_The exercise_.
Write the data out again in full, with no departure from the original.
■ ■ ■
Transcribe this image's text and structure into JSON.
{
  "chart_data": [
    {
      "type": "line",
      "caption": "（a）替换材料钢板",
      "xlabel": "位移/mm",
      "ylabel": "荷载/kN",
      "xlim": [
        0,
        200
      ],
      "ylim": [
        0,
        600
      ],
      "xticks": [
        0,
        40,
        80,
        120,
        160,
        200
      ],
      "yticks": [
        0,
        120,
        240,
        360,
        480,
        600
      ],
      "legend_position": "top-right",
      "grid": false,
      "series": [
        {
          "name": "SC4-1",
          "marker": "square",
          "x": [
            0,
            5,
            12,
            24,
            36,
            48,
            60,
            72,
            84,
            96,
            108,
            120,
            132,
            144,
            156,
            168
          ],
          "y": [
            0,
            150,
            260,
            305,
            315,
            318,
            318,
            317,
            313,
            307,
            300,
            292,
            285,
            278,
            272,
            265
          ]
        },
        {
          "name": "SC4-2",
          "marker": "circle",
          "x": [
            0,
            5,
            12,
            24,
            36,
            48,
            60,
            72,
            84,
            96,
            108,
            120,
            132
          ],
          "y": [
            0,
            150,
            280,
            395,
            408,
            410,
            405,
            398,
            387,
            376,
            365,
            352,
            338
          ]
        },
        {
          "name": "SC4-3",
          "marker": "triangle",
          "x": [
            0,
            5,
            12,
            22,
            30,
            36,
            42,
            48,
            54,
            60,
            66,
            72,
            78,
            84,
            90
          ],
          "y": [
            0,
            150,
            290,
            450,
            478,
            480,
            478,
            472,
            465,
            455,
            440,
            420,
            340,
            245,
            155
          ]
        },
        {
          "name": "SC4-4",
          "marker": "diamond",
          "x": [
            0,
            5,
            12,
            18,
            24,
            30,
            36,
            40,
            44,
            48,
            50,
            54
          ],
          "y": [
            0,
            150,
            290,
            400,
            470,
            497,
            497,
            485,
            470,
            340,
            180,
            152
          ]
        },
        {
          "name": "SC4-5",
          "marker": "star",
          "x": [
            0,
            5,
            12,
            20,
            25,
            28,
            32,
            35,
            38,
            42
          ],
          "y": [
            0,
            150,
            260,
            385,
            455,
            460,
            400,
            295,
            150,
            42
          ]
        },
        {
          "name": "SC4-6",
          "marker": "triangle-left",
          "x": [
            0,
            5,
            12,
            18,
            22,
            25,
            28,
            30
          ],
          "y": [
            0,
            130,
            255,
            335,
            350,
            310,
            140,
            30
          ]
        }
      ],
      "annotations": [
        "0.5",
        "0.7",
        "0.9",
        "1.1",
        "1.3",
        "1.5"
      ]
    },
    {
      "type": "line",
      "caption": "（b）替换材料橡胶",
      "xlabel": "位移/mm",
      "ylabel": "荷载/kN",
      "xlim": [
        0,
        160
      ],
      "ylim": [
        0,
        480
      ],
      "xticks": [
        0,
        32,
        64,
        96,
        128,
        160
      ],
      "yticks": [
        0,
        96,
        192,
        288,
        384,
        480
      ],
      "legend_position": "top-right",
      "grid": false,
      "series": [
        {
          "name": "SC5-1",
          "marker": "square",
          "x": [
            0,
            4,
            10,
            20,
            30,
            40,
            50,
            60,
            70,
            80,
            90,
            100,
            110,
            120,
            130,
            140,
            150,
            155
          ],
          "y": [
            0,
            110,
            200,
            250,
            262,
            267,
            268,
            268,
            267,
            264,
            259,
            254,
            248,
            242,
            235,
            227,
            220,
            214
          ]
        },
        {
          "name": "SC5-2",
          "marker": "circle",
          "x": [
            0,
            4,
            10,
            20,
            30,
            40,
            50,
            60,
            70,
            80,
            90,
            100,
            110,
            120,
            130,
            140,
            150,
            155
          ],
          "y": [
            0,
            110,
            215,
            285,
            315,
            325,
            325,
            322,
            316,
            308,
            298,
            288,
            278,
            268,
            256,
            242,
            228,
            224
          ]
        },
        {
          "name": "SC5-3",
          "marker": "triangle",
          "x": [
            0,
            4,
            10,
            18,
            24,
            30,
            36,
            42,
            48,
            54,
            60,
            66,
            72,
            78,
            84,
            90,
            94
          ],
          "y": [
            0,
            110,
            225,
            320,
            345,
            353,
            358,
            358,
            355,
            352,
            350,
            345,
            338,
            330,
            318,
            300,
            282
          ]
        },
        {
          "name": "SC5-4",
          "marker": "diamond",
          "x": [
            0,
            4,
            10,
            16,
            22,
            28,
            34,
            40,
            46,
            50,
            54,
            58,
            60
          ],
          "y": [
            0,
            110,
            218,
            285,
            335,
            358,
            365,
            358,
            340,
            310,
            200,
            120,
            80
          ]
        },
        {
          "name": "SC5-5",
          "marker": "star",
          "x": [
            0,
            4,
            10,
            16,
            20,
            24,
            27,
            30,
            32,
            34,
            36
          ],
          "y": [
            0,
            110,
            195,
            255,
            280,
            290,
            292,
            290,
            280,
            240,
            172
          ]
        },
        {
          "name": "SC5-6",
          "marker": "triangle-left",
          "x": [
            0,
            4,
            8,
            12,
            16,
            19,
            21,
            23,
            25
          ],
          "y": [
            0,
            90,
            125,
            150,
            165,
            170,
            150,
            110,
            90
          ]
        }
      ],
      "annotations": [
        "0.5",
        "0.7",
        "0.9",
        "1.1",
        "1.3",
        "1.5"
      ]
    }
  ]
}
■ ■ ■
_Correct output_.
Transcribe this image's text and structure into JSON.
{
  "chart_data": [
    {
      "type": "line",
      "caption": "（a）替换材料钢板",
      "xlabel": "位移/mm",
      "ylabel": "荷载/kN",
      "xlim": [
        0,
        200
      ],
      "ylim": [
        0,
        600
      ],
      "xticks": [
        0,
        40,
        80,
        120,
        160,
        200
      ],
      "yticks": [
        0,
        120,
        240,
        360,
        480,
        600
      ],
      "legend_position": "top-right",
      "grid": false,
      "series": [
        {
          "name": "SC4-1",
          "marker": "square",
          "x": [
            0,
            5,
            12,
            24,
            36,
            48,
            60,
            72,
            84,
            96,
            108,
            120,
            132,
            144,
            156,
            168
          ],
          "y": [
            0,
            150,
            260,
            305,
            315,
            318,
            318,
            317,
            313,
            307,
            300,
            292,
            285,
            278,
            272,
            265
          ]
        },
        {
          "name": "SC4-2",
          "marker": "circle",
          "x": [
            0,
            5,
            12,
            24,
            36,
            48,
            60,
            72,
            84,
            96,
            108,
            120,
            132
          ],
          "y": [
            0,
            150,
            280,
            395,
            408,
            410,
            405,
            398,
            387,
            376,
            365,
            352,
            338
          ]
        },
        {
          "name": "SC4-3",
          "marker": "triangle",
          "x": [
            0,
            5,
            12,
            22,
            30,
            36,
            42,
            48,
            54,
            60,
            66,
            72,
            78,
            84,
            90
          ],
          "y": [
            0,
            150,
            290,
            450,
            478,
            480,
            478,
            472,
            465,
            455,
            440,
            420,
            340,
            245,
            155
          ]
        },
        {
          "name": "SC4-4",
          "marker": "diamond",
          "x": [
            0,
            5,
            12,
            18,
            24,
            30,
            36,
            40,
            44,
            48,
            50,
            54
          ],
          "y": [
            0,
            150,
            290,
            400,
            470,
            497,
            497,
            485,
            470,
            340,
            180,
            152
          ]
        },
        {
          "name": "SC4-5",
          "marker": "star",
          "x": [
            0,
            5,
            12,
            20,
            25,
            28,
            32,
            35,
            38,
            42
          ],
          "y": [
            0,
            150,
            260,
            385,
            455,
            460,
            400,
            295,
            150,
            42
          ]
        },
        {
          "name": "SC4-6",
          "marker": "triangle-left",
          "x": [
            0,
            5,
            12,
            18,
            22,
            25,
            28,
            30
          ],
          "y": [
            0,
            130,
            255,
            335,
            350,
            310,
            140,
            30
          ]
        }
      ],
      "annotations": [
        "0.5",
        "0.7",
        "0.9",
        "1.1",
        "1.3",
        "1.5"
      ]
    },
    {
      "type": "line",
      "caption": "（b）替换材料橡胶",
      "xlabel": "位移/mm",
      "ylabel": "荷载/kN",
      "xlim": [
        0,
        160
      ],
      "ylim": [
        0,
        480
      ],
      "xticks": [
        0,
        32,
        64,
        96,
        128,
        160
      ],
      "yticks": [
        0,
        96,
        192,
        288,
        384,
        480
      ],
      "legend_position": "top-right",
      "grid": false,
      "series": [
        {
          "name": "SC5-1",
          "marker": "square",
          "x": [
            0,
            4,
            10,
            20,
            30,
            40,
            50,
            60,
            70,
            80,
            90,
            100,
            110,
            120,
            130,
            140,
            150,
            155
          ],
          "y": [
            0,
            110,
            200,
            250,
            262,
            267,
            268,
            268,
            267,
            264,
            259,
            254,
            248,
            242,
            235,
            227,
            220,
            214
          ]
        },
        {
          "name": "SC5-2",
          "marker": "circle",
          "x": [
            0,
            4,
            10,
            20,
            30,
            40,
            50,
            60,
            70,
            80,
            90,
            100,
            110,
            120,
            130,
            140,
            150,
            155
          ],
          "y": [
            0,
            110,
            215,
            285,
            315,
            325,
            325,
            322,
            316,
            308,
            298,
            288,
            278,
            268,
            256,
            242,
            228,
            224
          ]
        },
        {
          "name": "SC5-3",
          "marker": "triangle",
          "x": [
            0,
            4,
            10,
            18,
            24,
            30,
            36,
            42,
            48,
            54,
            60,
            66,
            72,
            78,
            84,
            90,
            94
          ],
          "y": [
            0,
            110,
            225,
            320,
            345,
            353,
            358,
            358,
            355,
            352,
            350,
            345,
            338,
            330,
            318,
            300,
            282
          ]
        },
        {
          "name": "SC5-4",
          "marker": "diamond",
          "x": [
            0,
            4,
            10,
            16,
            22,
            28,
            34,
            40,
            46,
            50,
            54,
            58,
            60
          ],
          "y": [
            0,
            110,
            218,
            285,
            335,
            358,
            365,
            358,
            340,
            310,
            200,
            120,
            80
          ]
        },
        {
          "name": "SC5-5",
          "marker": "star",
          "x": [
            0,
            4,
            10,
            16,
            20,
            24,
            27,
            30,
            32,
            34,
            36
          ],
          "y": [
            0,
            110,
            195,
            255,
            280,
            290,
            292,
            290,
            280,
            240,
            172
          ]
        },
        {
          "name": "SC5-6",
          "marker": "triangle-left",
          "x": [
            0,
            4,
            8,
            12,
            16,
            19,
            21,
            23,
            25
          ],
          "y": [
            0,
            90,
            125,
            150,
            165,
            170,
            150,
            110,
            90
          ]
        }
      ],
      "annotations": [
        "0.5",
        "0.7",
        "0.9",
        "1.1",
        "1.3",
        "1.5"
      ]
    }
  ]
}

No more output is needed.